AIM OF THE EXERCISE:
For the listing below, give the number of lines in which "lebrəti" occurs. Add nothing.

───── DATA SUPPLIED ─────

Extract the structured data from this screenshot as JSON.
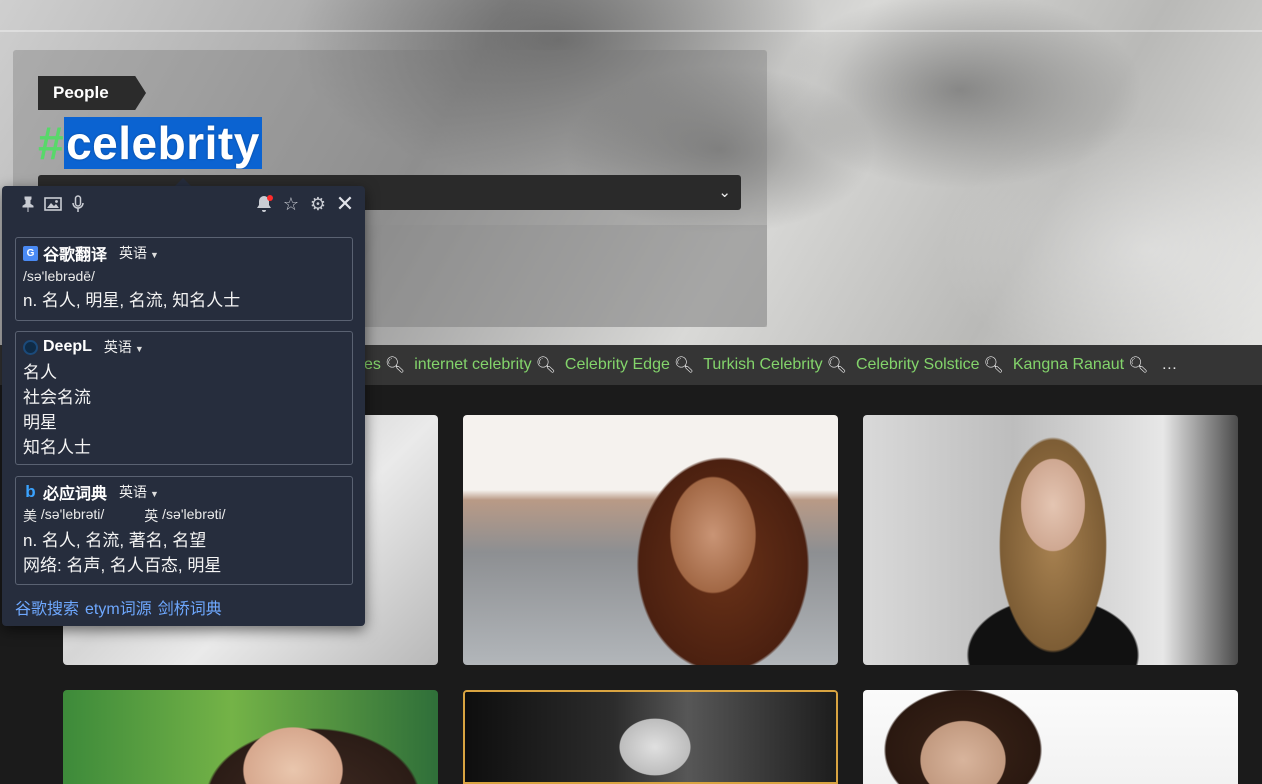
{
  "hero": {
    "category": "People",
    "hash_symbol": "#",
    "hash_word": "celebrity"
  },
  "tags": {
    "partial_first": "es",
    "items": [
      "internet celebrity",
      "Celebrity Edge",
      "Turkish Celebrity",
      "Celebrity Solstice",
      "Kangna Ranaut"
    ],
    "more": "…"
  },
  "popup": {
    "toolbar_icons": [
      "pin-icon",
      "image-icon",
      "mic-icon",
      "bell-icon",
      "star-icon",
      "gear-icon",
      "close-icon"
    ],
    "google": {
      "name": "谷歌翻译",
      "lang": "英语",
      "phonetic": "/sə'lebrədē/",
      "meaning": "n. 名人, 明星, 名流, 知名人士"
    },
    "deepl": {
      "name": "DeepL",
      "lang": "英语",
      "results": [
        "名人",
        "社会名流",
        "明星",
        "知名人士"
      ]
    },
    "bing": {
      "name": "必应词典",
      "lang": "英语",
      "us_label": "美",
      "us_phonetic": "/sə'lebrəti/",
      "uk_label": "英",
      "uk_phonetic": "/sə'lebrəti/",
      "meaning_1": "n. 名人, 名流, 著名, 名望",
      "meaning_2": "网络:  名声, 名人百态, 明星"
    },
    "links": [
      "谷歌搜索",
      "etym词源",
      "剑桥词典"
    ]
  },
  "colors": {
    "tag_green": "#83d46b",
    "hash_green": "#58d86a",
    "highlight_blue": "#0b63d1",
    "popup_bg": "#262d3d",
    "link_blue": "#6ea8ff",
    "selected_card_border": "#d9a441"
  }
}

─────

CORRECT RESPONSE:
2